Requirement | Your task is to give the listing below back word for word, pictures excluded.

============================================================

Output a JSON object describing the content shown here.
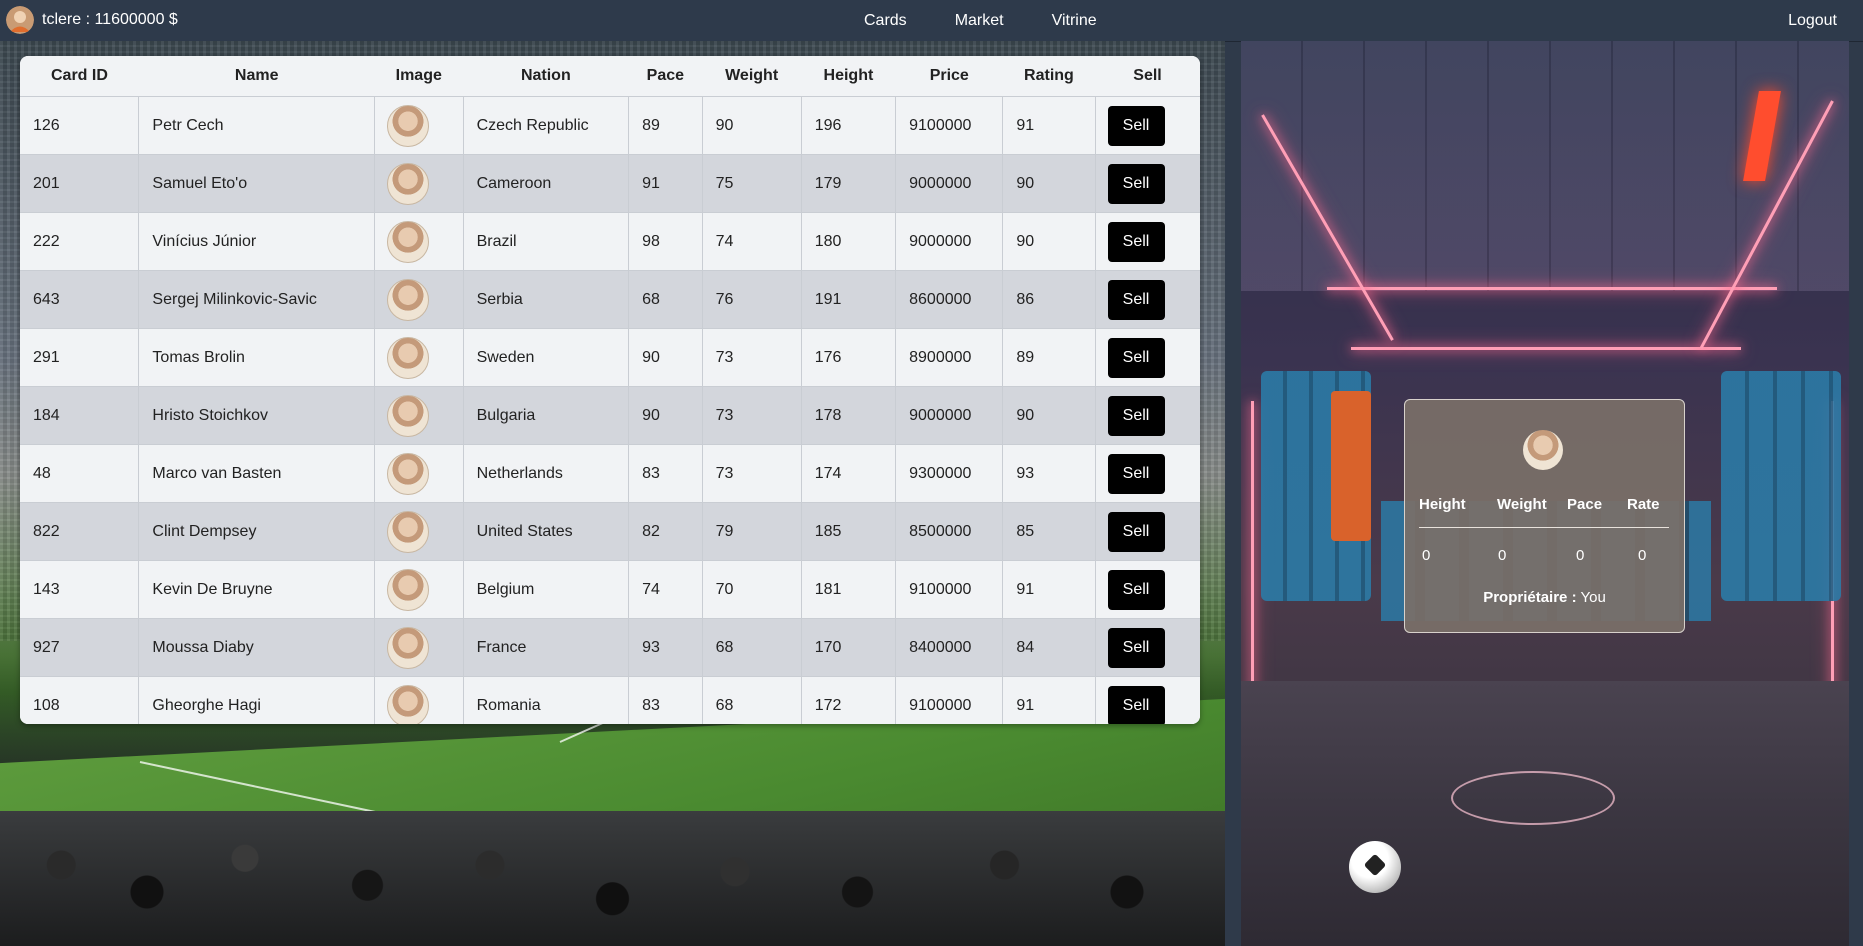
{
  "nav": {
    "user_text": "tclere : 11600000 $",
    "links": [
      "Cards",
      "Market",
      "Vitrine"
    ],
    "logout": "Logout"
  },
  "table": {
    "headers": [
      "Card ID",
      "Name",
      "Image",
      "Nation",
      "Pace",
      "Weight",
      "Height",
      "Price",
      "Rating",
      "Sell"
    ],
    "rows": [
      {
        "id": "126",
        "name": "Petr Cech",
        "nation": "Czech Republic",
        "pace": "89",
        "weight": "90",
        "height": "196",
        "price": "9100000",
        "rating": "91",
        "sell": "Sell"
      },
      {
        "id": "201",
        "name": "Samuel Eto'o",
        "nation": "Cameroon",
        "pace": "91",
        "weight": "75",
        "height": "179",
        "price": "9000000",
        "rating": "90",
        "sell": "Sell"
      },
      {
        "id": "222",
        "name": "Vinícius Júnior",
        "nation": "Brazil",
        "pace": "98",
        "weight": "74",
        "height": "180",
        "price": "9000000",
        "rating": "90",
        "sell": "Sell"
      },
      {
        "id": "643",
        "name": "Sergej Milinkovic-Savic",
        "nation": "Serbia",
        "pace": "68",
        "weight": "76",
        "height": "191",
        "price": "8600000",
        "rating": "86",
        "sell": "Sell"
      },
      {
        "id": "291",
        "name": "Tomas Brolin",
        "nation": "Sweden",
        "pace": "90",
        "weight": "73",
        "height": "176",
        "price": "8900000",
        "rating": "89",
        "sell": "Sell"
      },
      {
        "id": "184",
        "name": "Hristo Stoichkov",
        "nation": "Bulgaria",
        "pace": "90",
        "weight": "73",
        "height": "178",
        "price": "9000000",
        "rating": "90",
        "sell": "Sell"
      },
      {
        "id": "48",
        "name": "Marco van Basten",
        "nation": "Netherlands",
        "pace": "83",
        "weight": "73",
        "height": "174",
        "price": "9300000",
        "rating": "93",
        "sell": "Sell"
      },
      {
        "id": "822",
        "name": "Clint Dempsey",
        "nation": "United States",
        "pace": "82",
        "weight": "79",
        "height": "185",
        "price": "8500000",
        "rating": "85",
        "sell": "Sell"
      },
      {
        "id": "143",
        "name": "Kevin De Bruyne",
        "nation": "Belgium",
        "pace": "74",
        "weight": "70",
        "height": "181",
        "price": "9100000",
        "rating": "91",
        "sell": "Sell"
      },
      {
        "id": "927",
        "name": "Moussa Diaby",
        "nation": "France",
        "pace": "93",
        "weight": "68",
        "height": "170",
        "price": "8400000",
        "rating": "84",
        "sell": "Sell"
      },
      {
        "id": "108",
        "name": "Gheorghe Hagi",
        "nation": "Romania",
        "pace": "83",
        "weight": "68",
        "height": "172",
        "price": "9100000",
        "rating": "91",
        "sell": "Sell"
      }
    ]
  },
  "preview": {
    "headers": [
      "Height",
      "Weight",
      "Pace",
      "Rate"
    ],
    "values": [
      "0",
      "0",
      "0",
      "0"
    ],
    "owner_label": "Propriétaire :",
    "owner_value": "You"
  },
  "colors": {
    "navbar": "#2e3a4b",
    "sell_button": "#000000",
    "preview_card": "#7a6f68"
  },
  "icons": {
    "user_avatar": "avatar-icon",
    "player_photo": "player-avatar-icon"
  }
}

============================================================

Completed task |
Output a JSON object describing the content shown here.
{
  "nav": {
    "user_text": "tclere : 11600000 $",
    "links": [
      "Cards",
      "Market",
      "Vitrine"
    ],
    "logout": "Logout"
  },
  "table": {
    "headers": [
      "Card ID",
      "Name",
      "Image",
      "Nation",
      "Pace",
      "Weight",
      "Height",
      "Price",
      "Rating",
      "Sell"
    ],
    "rows": [
      {
        "id": "126",
        "name": "Petr Cech",
        "nation": "Czech Republic",
        "pace": "89",
        "weight": "90",
        "height": "196",
        "price": "9100000",
        "rating": "91",
        "sell": "Sell"
      },
      {
        "id": "201",
        "name": "Samuel Eto'o",
        "nation": "Cameroon",
        "pace": "91",
        "weight": "75",
        "height": "179",
        "price": "9000000",
        "rating": "90",
        "sell": "Sell"
      },
      {
        "id": "222",
        "name": "Vinícius Júnior",
        "nation": "Brazil",
        "pace": "98",
        "weight": "74",
        "height": "180",
        "price": "9000000",
        "rating": "90",
        "sell": "Sell"
      },
      {
        "id": "643",
        "name": "Sergej Milinkovic-Savic",
        "nation": "Serbia",
        "pace": "68",
        "weight": "76",
        "height": "191",
        "price": "8600000",
        "rating": "86",
        "sell": "Sell"
      },
      {
        "id": "291",
        "name": "Tomas Brolin",
        "nation": "Sweden",
        "pace": "90",
        "weight": "73",
        "height": "176",
        "price": "8900000",
        "rating": "89",
        "sell": "Sell"
      },
      {
        "id": "184",
        "name": "Hristo Stoichkov",
        "nation": "Bulgaria",
        "pace": "90",
        "weight": "73",
        "height": "178",
        "price": "9000000",
        "rating": "90",
        "sell": "Sell"
      },
      {
        "id": "48",
        "name": "Marco van Basten",
        "nation": "Netherlands",
        "pace": "83",
        "weight": "73",
        "height": "174",
        "price": "9300000",
        "rating": "93",
        "sell": "Sell"
      },
      {
        "id": "822",
        "name": "Clint Dempsey",
        "nation": "United States",
        "pace": "82",
        "weight": "79",
        "height": "185",
        "price": "8500000",
        "rating": "85",
        "sell": "Sell"
      },
      {
        "id": "143",
        "name": "Kevin De Bruyne",
        "nation": "Belgium",
        "pace": "74",
        "weight": "70",
        "height": "181",
        "price": "9100000",
        "rating": "91",
        "sell": "Sell"
      },
      {
        "id": "927",
        "name": "Moussa Diaby",
        "nation": "France",
        "pace": "93",
        "weight": "68",
        "height": "170",
        "price": "8400000",
        "rating": "84",
        "sell": "Sell"
      },
      {
        "id": "108",
        "name": "Gheorghe Hagi",
        "nation": "Romania",
        "pace": "83",
        "weight": "68",
        "height": "172",
        "price": "9100000",
        "rating": "91",
        "sell": "Sell"
      }
    ]
  },
  "preview": {
    "headers": [
      "Height",
      "Weight",
      "Pace",
      "Rate"
    ],
    "values": [
      "0",
      "0",
      "0",
      "0"
    ],
    "owner_label": "Propriétaire :",
    "owner_value": "You"
  },
  "colors": {
    "navbar": "#2e3a4b",
    "sell_button": "#000000",
    "preview_card": "#7a6f68"
  },
  "icons": {
    "user_avatar": "avatar-icon",
    "player_photo": "player-avatar-icon"
  }
}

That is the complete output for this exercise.